YOUR GOAL: From the records below, pull each line that has "Loving".

═════ LISTED RECORDS

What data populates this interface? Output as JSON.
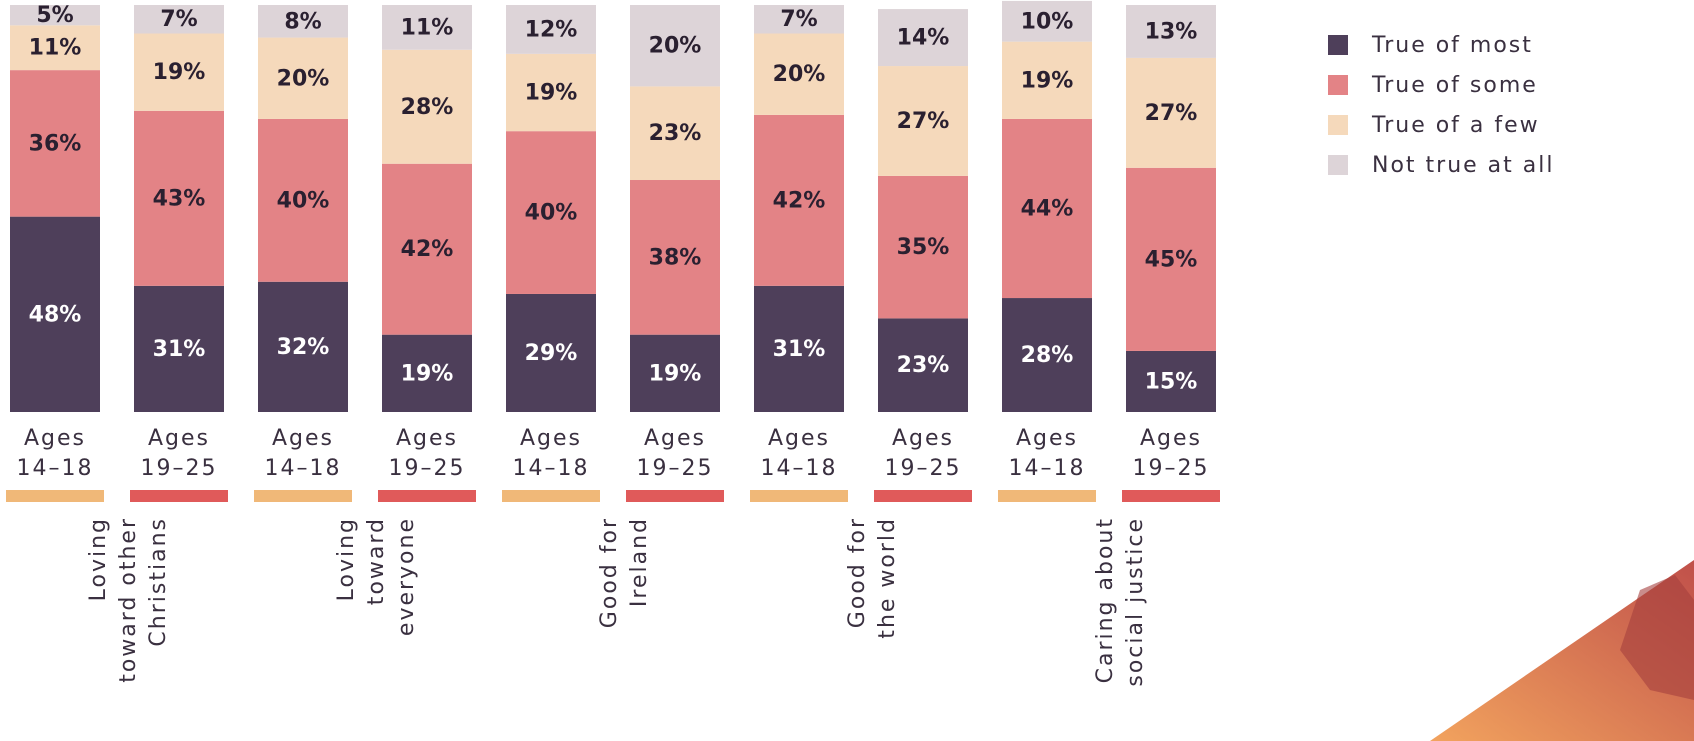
{
  "chart_data": {
    "type": "stacked_bar",
    "categories": [
      "Ages\n14–18",
      "Ages\n19–25",
      "Ages\n14–18",
      "Ages\n19–25",
      "Ages\n14–18",
      "Ages\n19–25",
      "Ages\n14–18",
      "Ages\n19–25",
      "Ages\n14–18",
      "Ages\n19–25"
    ],
    "category_colors": [
      "#f0b878",
      "#e05a5a",
      "#f0b878",
      "#e05a5a",
      "#f0b878",
      "#e05a5a",
      "#f0b878",
      "#e05a5a",
      "#f0b878",
      "#e05a5a"
    ],
    "groups": [
      "Loving\ntoward other\nChristians",
      "Loving\ntoward\neveryone",
      "Good for\nIreland",
      "Good for\nthe world",
      "Caring about\nsocial justice"
    ],
    "ylim": [
      0,
      100
    ],
    "legend": "top-right",
    "series": [
      {
        "name": "True of most",
        "color": "#4e3f5a",
        "label_color": "#ffffff",
        "values": [
          48,
          31,
          32,
          19,
          29,
          19,
          31,
          23,
          28,
          15
        ],
        "value_labels": [
          "48%",
          "31%",
          "32%",
          "19%",
          "29%",
          "19%",
          "31%",
          "23%",
          "28%",
          "15%"
        ]
      },
      {
        "name": "True of some",
        "color": "#e38386",
        "label_color": "#2a2030",
        "values": [
          36,
          43,
          40,
          42,
          40,
          38,
          42,
          35,
          44,
          45
        ],
        "value_labels": [
          "36%",
          "43%",
          "40%",
          "42%",
          "40%",
          "38%",
          "42%",
          "35%",
          "44%",
          "45%"
        ]
      },
      {
        "name": "True of a few",
        "color": "#f5d9bb",
        "label_color": "#2a2030",
        "values": [
          11,
          19,
          20,
          28,
          19,
          23,
          20,
          27,
          19,
          27
        ],
        "value_labels": [
          "11%",
          "19%",
          "20%",
          "28%",
          "19%",
          "23%",
          "20%",
          "27%",
          "19%",
          "27%"
        ]
      },
      {
        "name": "Not true at all",
        "color": "#ddd4d8",
        "label_color": "#2a2030",
        "values": [
          5,
          7,
          8,
          11,
          12,
          20,
          7,
          14,
          10,
          13
        ],
        "value_labels": [
          "5%",
          "7%",
          "8%",
          "11%",
          "12%",
          "20%",
          "7%",
          "14%",
          "10%",
          "13%"
        ]
      }
    ]
  }
}
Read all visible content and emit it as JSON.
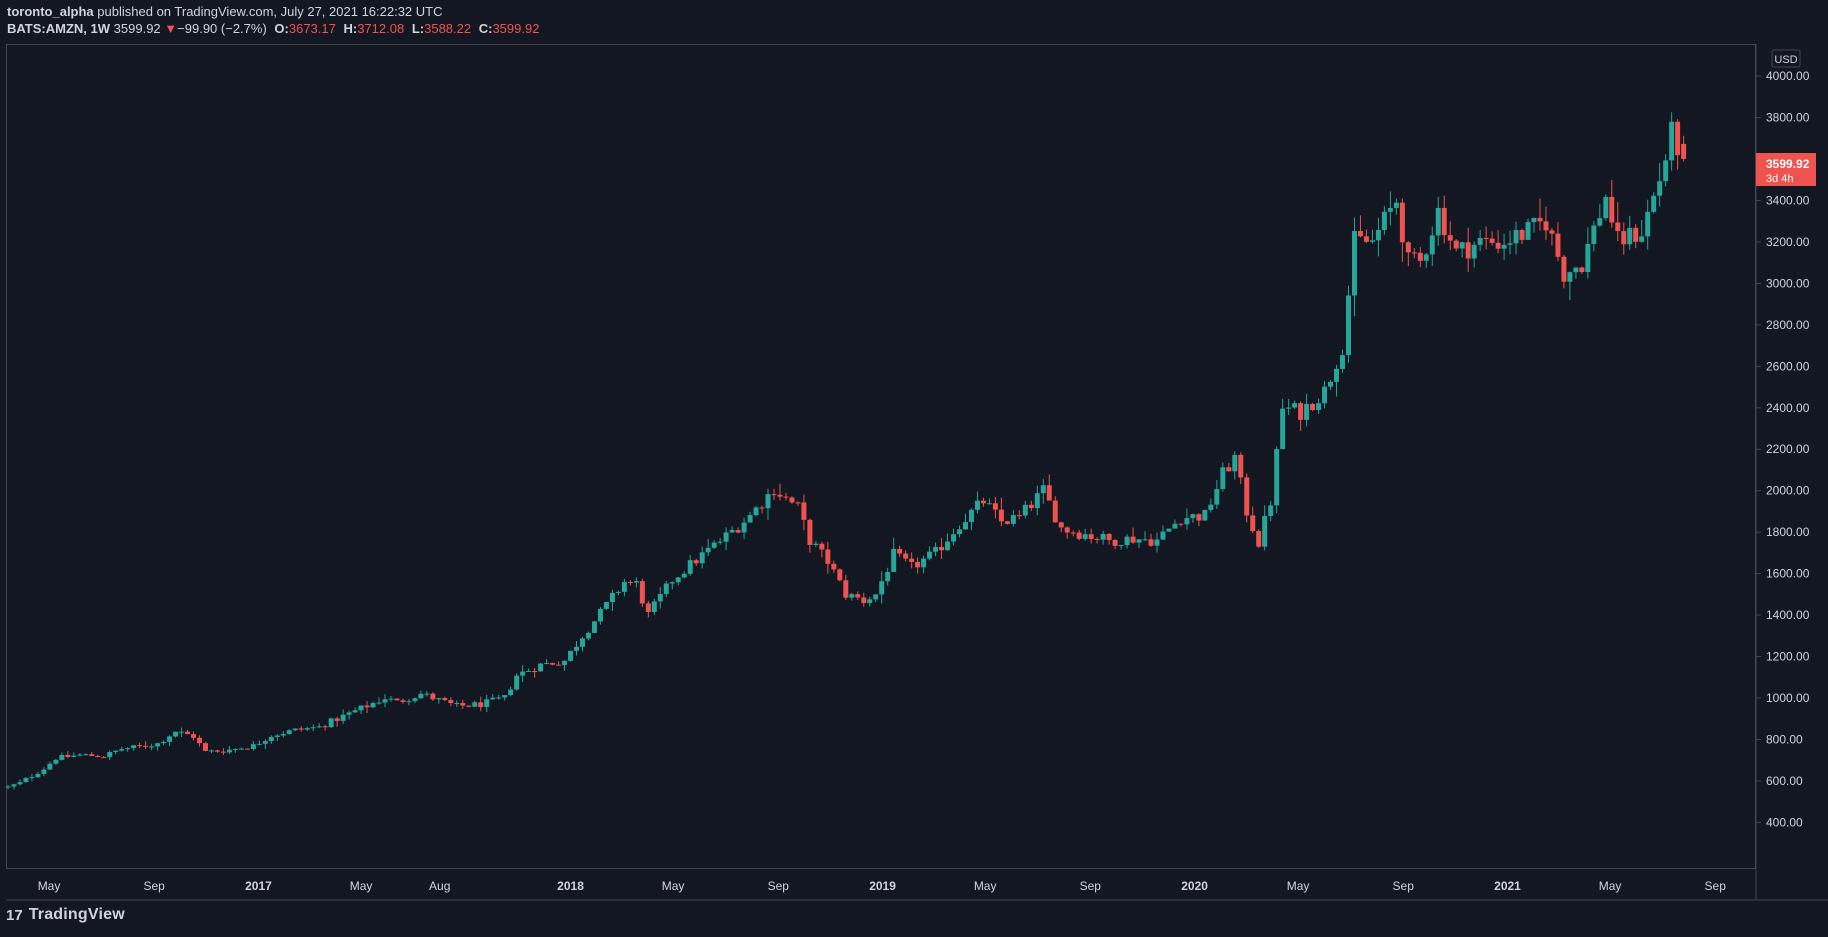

══════════

SOLUTION TO THIS PROBLEM:
      "Loving\ntoward other\nChristians",
      "Loving\ntoward\neveryone",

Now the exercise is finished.